- [REQUIREMENTS] Transcribe the material in full, exactly as written.

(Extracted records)
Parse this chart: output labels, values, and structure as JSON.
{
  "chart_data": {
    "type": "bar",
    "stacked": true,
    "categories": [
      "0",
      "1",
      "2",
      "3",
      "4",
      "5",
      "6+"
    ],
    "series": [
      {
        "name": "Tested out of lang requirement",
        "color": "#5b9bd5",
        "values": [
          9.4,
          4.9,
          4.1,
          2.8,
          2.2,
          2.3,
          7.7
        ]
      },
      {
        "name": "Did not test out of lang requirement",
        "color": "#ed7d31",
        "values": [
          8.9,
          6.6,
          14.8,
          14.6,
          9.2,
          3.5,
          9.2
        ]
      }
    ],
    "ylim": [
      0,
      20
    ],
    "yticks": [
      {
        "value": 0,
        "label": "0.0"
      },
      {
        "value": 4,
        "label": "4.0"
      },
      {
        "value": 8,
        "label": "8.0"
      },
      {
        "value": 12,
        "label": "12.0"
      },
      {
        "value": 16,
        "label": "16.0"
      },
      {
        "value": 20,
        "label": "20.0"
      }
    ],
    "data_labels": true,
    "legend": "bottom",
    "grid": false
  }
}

- [CORRECT RESPONSE]
Parse this chart: output labels, values, and structure as JSON.
{
  "chart_data": {
    "type": "bar",
    "stacked": true,
    "categories": [
      "0",
      "1",
      "2",
      "3",
      "4",
      "5",
      "6+"
    ],
    "series": [
      {
        "name": "Tested out of lang requirement",
        "color": "#5b9bd5",
        "values": [
          9.4,
          4.9,
          4.1,
          2.8,
          2.2,
          2.3,
          7.7
        ]
      },
      {
        "name": "Did not test out of lang requirement",
        "color": "#ed7d31",
        "values": [
          8.9,
          6.6,
          14.8,
          14.6,
          9.2,
          3.5,
          9.2
        ]
      }
    ],
    "ylim": [
      0,
      20
    ],
    "yticks": [
      {
        "value": 0,
        "label": "0.0"
      },
      {
        "value": 4,
        "label": "4.0"
      },
      {
        "value": 8,
        "label": "8.0"
      },
      {
        "value": 12,
        "label": "12.0"
      },
      {
        "value": 16,
        "label": "16.0"
      },
      {
        "value": 20,
        "label": "20.0"
      }
    ],
    "data_labels": true,
    "legend": "bottom",
    "grid": false
  }
}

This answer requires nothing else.